— Start of Material to process —

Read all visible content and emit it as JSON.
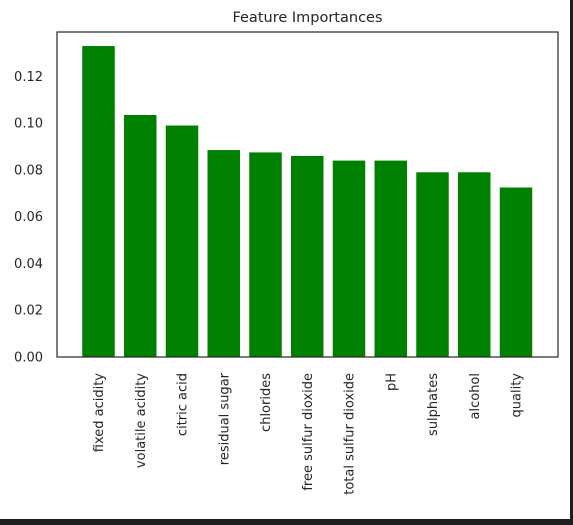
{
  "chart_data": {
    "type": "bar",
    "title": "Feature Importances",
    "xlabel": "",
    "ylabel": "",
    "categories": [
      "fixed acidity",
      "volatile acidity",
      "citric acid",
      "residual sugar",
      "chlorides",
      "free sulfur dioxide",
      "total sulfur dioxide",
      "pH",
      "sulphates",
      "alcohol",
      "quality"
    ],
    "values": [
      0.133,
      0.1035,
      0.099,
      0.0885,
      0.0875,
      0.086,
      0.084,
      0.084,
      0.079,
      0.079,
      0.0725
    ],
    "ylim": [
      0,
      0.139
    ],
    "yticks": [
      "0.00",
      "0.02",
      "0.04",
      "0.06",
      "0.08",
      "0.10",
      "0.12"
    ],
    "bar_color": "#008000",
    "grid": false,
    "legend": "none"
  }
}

— End of Material to process —
— Start of Material to process —

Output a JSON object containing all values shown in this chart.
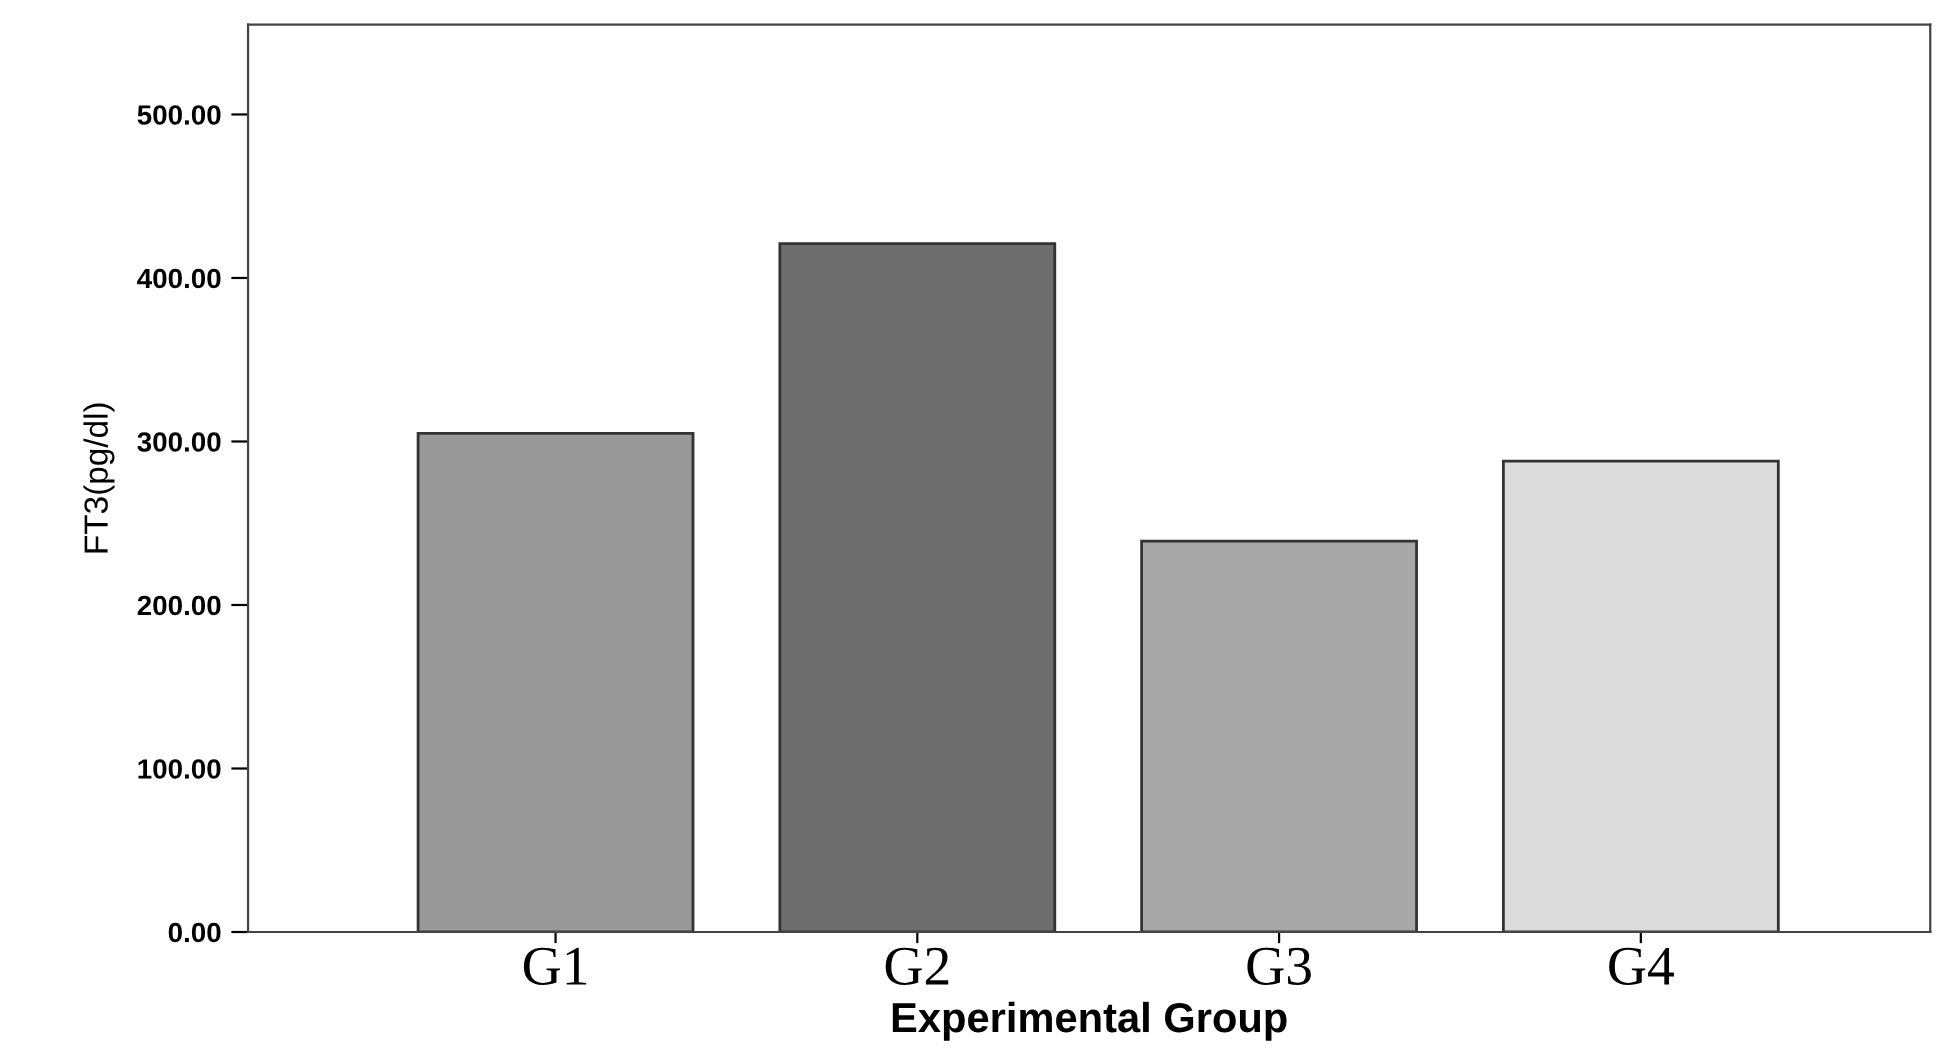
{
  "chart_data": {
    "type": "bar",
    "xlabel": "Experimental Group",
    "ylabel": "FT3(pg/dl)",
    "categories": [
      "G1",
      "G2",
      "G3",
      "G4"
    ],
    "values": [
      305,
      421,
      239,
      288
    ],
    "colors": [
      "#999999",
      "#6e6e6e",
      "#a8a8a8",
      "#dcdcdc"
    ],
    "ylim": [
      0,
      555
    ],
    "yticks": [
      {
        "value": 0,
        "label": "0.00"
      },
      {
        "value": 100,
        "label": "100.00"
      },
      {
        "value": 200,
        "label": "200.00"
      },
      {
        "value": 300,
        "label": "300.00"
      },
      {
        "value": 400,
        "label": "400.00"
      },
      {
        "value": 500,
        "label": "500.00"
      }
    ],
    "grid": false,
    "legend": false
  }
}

— End of Material to process —

Search the listing for the string "dioxide". Copy each line where it turns up.

      "free sulfur dioxide",
      "total sulfur dioxide",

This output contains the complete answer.